• [YOUR INSTRUCTIONS] The expected output is an exact restatement of all the records.

════

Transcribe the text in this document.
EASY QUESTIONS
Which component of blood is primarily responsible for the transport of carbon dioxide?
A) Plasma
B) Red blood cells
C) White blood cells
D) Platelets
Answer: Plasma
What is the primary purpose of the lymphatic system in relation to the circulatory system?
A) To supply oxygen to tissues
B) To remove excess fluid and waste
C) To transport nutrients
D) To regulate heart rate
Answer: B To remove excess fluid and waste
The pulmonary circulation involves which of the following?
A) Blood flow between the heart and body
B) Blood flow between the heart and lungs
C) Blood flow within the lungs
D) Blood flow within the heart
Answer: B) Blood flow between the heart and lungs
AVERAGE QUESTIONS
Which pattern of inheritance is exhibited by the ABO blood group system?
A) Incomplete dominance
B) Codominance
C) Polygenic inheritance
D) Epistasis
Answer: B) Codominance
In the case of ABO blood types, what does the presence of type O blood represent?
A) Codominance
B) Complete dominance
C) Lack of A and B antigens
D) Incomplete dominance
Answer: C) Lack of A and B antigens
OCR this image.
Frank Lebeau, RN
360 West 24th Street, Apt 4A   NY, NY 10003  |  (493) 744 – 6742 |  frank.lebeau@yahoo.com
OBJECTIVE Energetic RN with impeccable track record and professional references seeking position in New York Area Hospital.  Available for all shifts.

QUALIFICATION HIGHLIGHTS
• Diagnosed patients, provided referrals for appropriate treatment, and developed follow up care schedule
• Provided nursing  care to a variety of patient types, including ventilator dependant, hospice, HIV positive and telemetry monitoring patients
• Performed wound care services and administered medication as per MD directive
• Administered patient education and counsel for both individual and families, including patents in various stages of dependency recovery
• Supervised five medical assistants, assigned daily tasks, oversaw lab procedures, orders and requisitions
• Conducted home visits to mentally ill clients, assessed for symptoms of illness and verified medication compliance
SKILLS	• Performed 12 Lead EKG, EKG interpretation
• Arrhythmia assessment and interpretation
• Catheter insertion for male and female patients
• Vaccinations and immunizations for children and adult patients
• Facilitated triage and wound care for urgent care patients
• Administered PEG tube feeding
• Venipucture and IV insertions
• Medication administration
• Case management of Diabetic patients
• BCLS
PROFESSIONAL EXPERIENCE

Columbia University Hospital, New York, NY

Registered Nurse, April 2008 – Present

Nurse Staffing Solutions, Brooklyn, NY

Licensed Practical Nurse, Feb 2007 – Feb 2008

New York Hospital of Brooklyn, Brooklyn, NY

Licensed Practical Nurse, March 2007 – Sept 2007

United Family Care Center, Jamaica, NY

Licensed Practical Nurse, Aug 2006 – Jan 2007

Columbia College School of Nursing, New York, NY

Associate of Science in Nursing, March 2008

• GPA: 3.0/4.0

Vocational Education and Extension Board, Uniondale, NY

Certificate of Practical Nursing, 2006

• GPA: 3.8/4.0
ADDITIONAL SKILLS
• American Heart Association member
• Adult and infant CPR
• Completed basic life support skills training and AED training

════

• [RESULT BELOW]
Transcribe the text in this document.
EASY QUESTIONS
Which component of blood is primarily responsible for the transport of carbon dioxide?
A) Plasma
B) Red blood cells
C) White blood cells
D) Platelets
Answer: Plasma
What is the primary purpose of the lymphatic system in relation to the circulatory system?
A) To supply oxygen to tissues
B) To remove excess fluid and waste
C) To transport nutrients
D) To regulate heart rate
Answer: B To remove excess fluid and waste
The pulmonary circulation involves which of the following?
A) Blood flow between the heart and body
B) Blood flow between the heart and lungs
C) Blood flow within the lungs
D) Blood flow within the heart
Answer: B) Blood flow between the heart and lungs
AVERAGE QUESTIONS
Which pattern of inheritance is exhibited by the ABO blood group system?
A) Incomplete dominance
B) Codominance
C) Polygenic inheritance
D) Epistasis
Answer: B) Codominance
In the case of ABO blood types, what does the presence of type O blood represent?
A) Codominance
B) Complete dominance
C) Lack of A and B antigens
D) Incomplete dominance
Answer: C) Lack of A and B antigens
OCR this image.
Frank Lebeau, RN
360 West 24th Street, Apt 4A   NY, NY 10003  |  (493) 744 – 6742 |  frank.lebeau@yahoo.com
OBJECTIVE Energetic RN with impeccable track record and professional references seeking position in New York Area Hospital.  Available for all shifts.

QUALIFICATION HIGHLIGHTS
• Diagnosed patients, provided referrals for appropriate treatment, and developed follow up care schedule
• Provided nursing  care to a variety of patient types, including ventilator dependant, hospice, HIV positive and telemetry monitoring patients
• Performed wound care services and administered medication as per MD directive
• Administered patient education and counsel for both individual and families, including patents in various stages of dependency recovery
• Supervised five medical assistants, assigned daily tasks, oversaw lab procedures, orders and requisitions
• Conducted home visits to mentally ill clients, assessed for symptoms of illness and verified medication compliance
SKILLS	• Performed 12 Lead EKG, EKG interpretation
• Arrhythmia assessment and interpretation
• Catheter insertion for male and female patients
• Vaccinations and immunizations for children and adult patients
• Facilitated triage and wound care for urgent care patients
• Administered PEG tube feeding
• Venipucture and IV insertions
• Medication administration
• Case management of Diabetic patients
• BCLS
PROFESSIONAL EXPERIENCE

Columbia University Hospital, New York, NY

Registered Nurse, April 2008 – Present

Nurse Staffing Solutions, Brooklyn, NY

Licensed Practical Nurse, Feb 2007 – Feb 2008

New York Hospital of Brooklyn, Brooklyn, NY

Licensed Practical Nurse, March 2007 – Sept 2007

United Family Care Center, Jamaica, NY

Licensed Practical Nurse, Aug 2006 – Jan 2007

Columbia College School of Nursing, New York, NY

Associate of Science in Nursing, March 2008

• GPA: 3.0/4.0

Vocational Education and Extension Board, Uniondale, NY

Certificate of Practical Nursing, 2006

• GPA: 3.8/4.0
ADDITIONAL SKILLS
• American Heart Association member
• Adult and infant CPR
• Completed basic life support skills training and AED training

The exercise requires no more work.